TEXT DER SEITE
Vera macht Karriere ohne Freude

Sehr geehrte Damen und Herren,
ich möchte Ihnen heute einen besonders interessanten Fall vorstellen, in dem eine Frau…
Quatsch! So fangen meine Schaf-Blöks doch nicht an! Aber Vera würde so schreiben. Weil bei Vera immer alles ganz korrekt zugehen muss. Seriös. Man kann doch nicht so einen luftig-lockeren Ton anschlagen wie Bernadette in ihrem Schaf-Blök. Was macht denn das für einen Luftikus-Eindruck? So eine Beraterin kann doch niemand ernstnehmen.

Und trotzdem ist Vera zu mir in die Praxis gekommen. Trotzdem oder gerade deswegen? Weil Vera genau das Gegenteil lebt und damit wohl nicht wirklich glücklich ist. Vera hat eine kleine Agentur für die Erstellung von Websites. Sie gibt sich sehr viel Mühe, dass ihre Kunden in ihr eine professionelle, stets akkurate Dienstleisterin sehen. Sie ist morgens die Erste und abends (meistens eigentlich schon fast nachts) die Letzte. Ihre Wohnung hat sie eigentlich nur zum (zu wenig) Schlafen und Umziehen. Ihre Mitarbeiter sind ihr alle nicht genau genug. „Sie haben halt nicht den richtigen Ehrgeiz, und bevor ich eine schlechte Qualität zum Kunden gebe, mache ich es lieber selber noch einmal“. Zeit für einen Klönschnack mit Freunden, Sport oder zum Faulenzen hat sie nicht. „Meine Freunde verstehen einfach nicht, was es bedeutet, selbstständig zu sein. Ich muss so viel arbeiten, es geht halt nicht anders!“.

ZU LÖSENDE AUFGABEN
(a) Wofür hat Vera laut dem Text über Vera keine Zeit? Nenne alles.
(b) Schreib aus dem Text über Vera die Stelle von „Vera macht Karriere“ bis „doch niemand ernstnehmen.“ wortwörtlich ab.

VORLIEGENDES MATERIAL

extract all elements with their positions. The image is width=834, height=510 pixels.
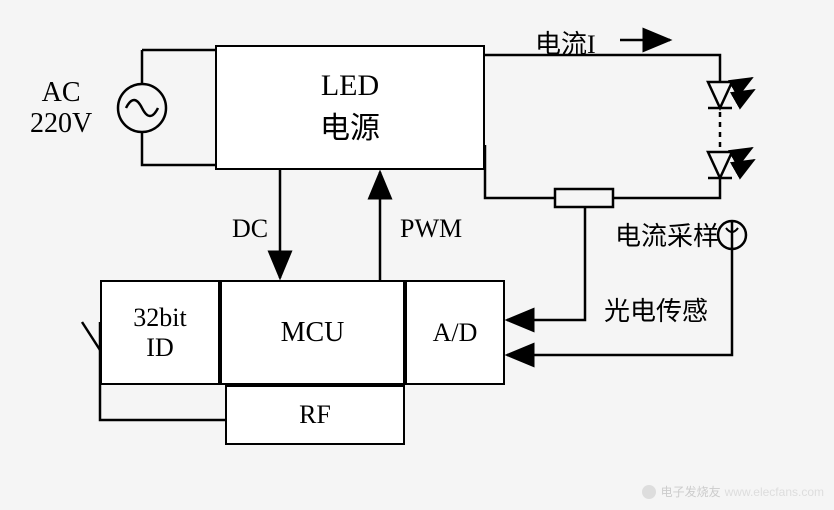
id-label-2: ID — [146, 333, 173, 363]
current-sample-label: 电流采样 — [615, 216, 719, 253]
led-power-block: LED 电源 — [215, 45, 485, 170]
photo-sensor-icon — [718, 221, 746, 249]
led-power-label-1: LED — [321, 69, 379, 103]
watermark-url: www.elecfans.com — [725, 485, 824, 499]
led-icon — [708, 78, 754, 108]
ac-label: AC 220V — [30, 78, 92, 140]
watermark: 电子发烧友 www.elecfans.com — [641, 483, 824, 500]
led-icon — [708, 148, 754, 178]
watermark-text: 电子发烧友 — [661, 483, 721, 500]
rf-label: RF — [299, 400, 331, 430]
id-block: 32bit ID — [100, 280, 220, 385]
resistor-icon — [555, 189, 613, 207]
ad-label: A/D — [433, 318, 478, 348]
rf-block: RF — [225, 385, 405, 445]
mcu-block: MCU — [220, 280, 405, 385]
ad-block: A/D — [405, 280, 505, 385]
mcu-label: MCU — [281, 317, 345, 349]
ac-source-icon — [118, 84, 166, 132]
led-power-label-2: 电源 — [320, 103, 380, 147]
ac-label-2: 220V — [30, 109, 92, 140]
current-i-label: 电流I — [535, 24, 596, 61]
photo-sensor-label: 光电传感 — [604, 291, 708, 328]
dc-label: DC — [232, 214, 268, 244]
id-label-1: 32bit — [133, 303, 186, 333]
ac-label-1: AC — [30, 78, 92, 109]
pwm-label: PWM — [400, 214, 462, 244]
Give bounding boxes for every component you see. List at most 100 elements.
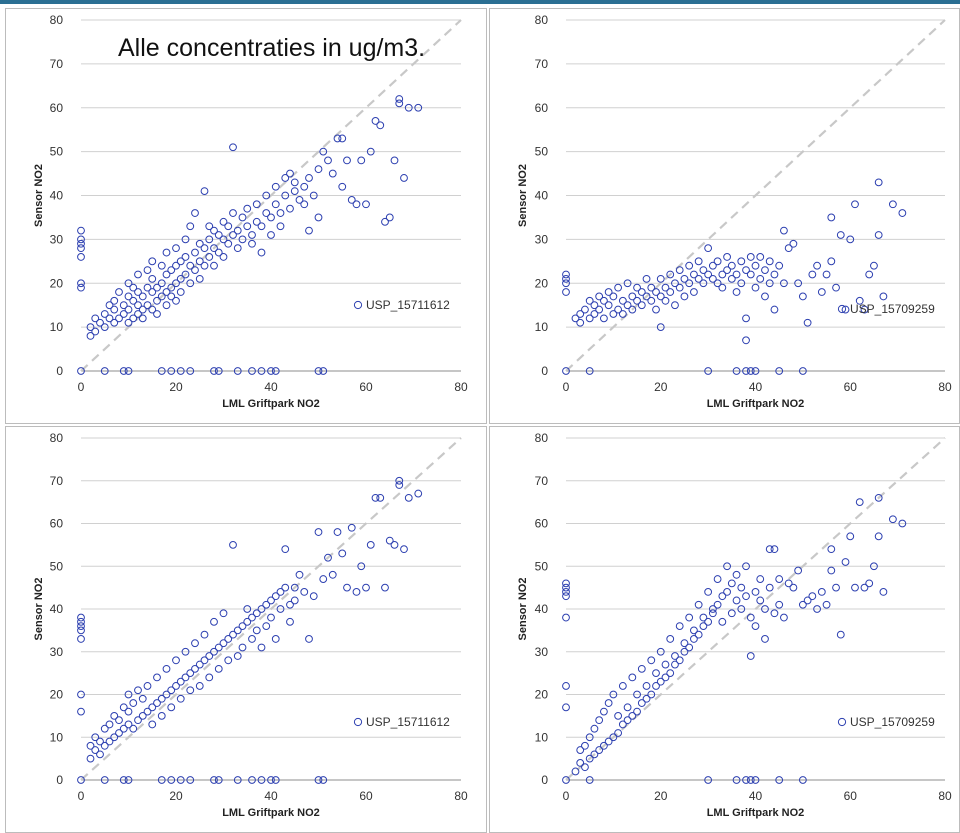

AUSFÜHRLICHE LÖSUNGEN
(a) Für einen Klönschnack mit Freunden, für Sport und zum Faulenzen.

(b)
Vera macht Karriere ohne Freude

Sehr geehrte Damen und Herren,
ich möchte Ihnen heute einen besonders interessanten Fall vorstellen, in dem eine Frau…
Quatsch! So fangen meine Schaf-Blöks doch nicht an! Aber Vera würde so schreiben. Weil bei Vera immer alles ganz korrekt zugehen muss. Seriös. Man kann doch nicht so einen luftig-lockeren Ton anschlagen wie Bernadette in ihrem Schaf-Blök. Was macht denn das für einen Luftikus-Eindruck? So eine Beraterin kann doch niemand ernstnehmen.